=== INFORMATION SUPPLIED ===

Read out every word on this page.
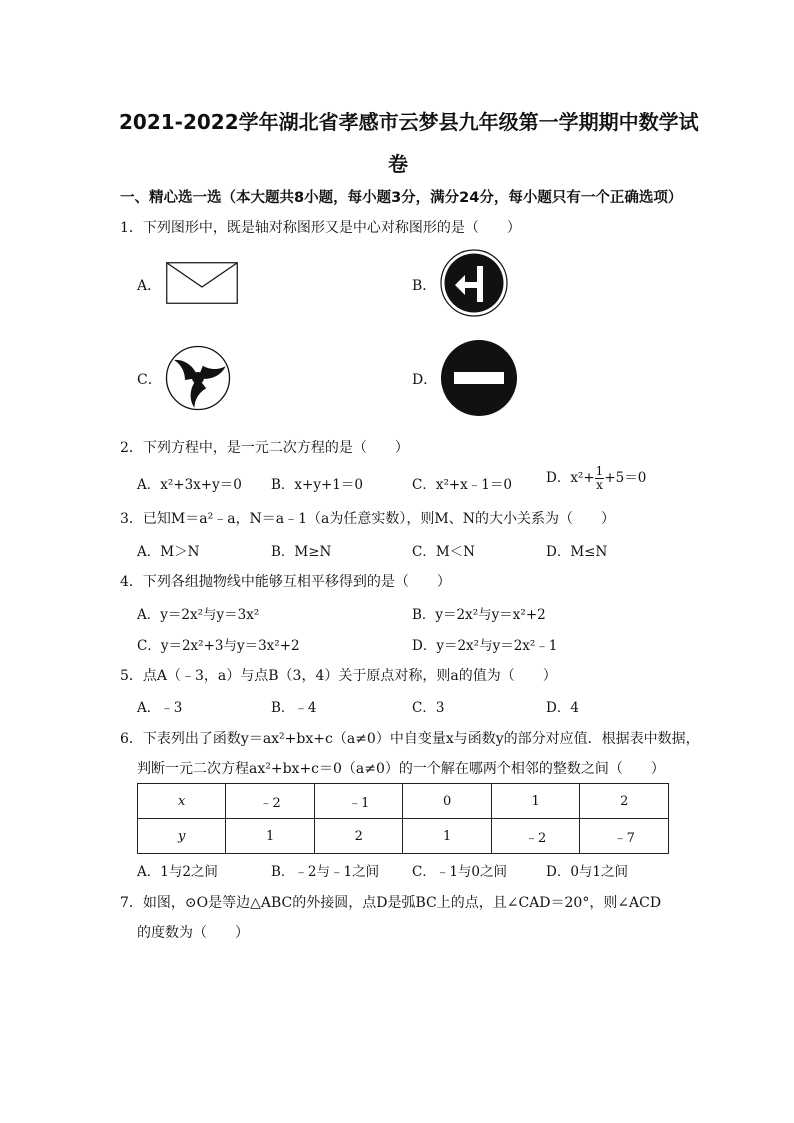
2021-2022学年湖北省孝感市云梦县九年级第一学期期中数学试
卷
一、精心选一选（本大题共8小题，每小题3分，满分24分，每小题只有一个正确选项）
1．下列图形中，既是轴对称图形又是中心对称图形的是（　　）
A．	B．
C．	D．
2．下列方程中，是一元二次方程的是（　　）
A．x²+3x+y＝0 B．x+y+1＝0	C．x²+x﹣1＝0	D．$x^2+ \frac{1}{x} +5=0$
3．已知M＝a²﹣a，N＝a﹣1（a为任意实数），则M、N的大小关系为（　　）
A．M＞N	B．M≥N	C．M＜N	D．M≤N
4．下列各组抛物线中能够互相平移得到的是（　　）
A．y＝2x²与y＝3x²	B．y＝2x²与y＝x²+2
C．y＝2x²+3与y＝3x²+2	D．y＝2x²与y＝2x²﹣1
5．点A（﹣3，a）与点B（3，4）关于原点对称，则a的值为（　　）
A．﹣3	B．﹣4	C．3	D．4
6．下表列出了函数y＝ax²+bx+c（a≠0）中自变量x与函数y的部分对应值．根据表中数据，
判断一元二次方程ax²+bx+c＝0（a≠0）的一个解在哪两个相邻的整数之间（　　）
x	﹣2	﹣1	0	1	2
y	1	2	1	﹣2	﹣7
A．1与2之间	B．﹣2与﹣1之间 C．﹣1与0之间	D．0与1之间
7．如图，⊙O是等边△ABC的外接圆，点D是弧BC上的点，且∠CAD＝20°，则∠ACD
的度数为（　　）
==
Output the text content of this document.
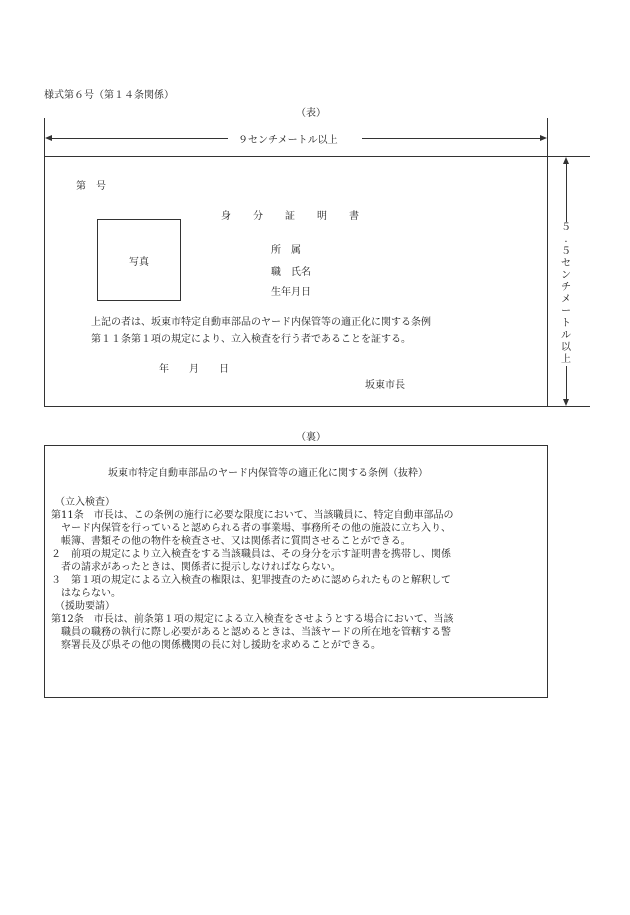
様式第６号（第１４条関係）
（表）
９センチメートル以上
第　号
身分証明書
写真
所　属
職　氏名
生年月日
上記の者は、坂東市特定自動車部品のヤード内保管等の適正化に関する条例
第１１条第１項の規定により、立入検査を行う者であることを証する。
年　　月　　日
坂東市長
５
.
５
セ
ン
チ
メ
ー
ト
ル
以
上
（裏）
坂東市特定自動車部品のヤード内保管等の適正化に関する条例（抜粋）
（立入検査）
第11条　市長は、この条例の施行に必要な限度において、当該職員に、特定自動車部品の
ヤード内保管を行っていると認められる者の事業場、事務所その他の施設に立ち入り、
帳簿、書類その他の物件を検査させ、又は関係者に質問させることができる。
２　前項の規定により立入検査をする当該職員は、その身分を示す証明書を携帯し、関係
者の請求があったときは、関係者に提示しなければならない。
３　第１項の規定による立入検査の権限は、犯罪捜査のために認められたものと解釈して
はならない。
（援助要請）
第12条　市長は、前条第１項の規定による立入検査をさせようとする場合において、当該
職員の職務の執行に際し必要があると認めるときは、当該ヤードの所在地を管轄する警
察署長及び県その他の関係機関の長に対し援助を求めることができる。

=== AIM ===
Among the lines above, count those containing the word "坂東市特定自動車部品のヤード内保管等の適正化に関する条例" and give nothing but the result.

=== THE RESPONSE ===
2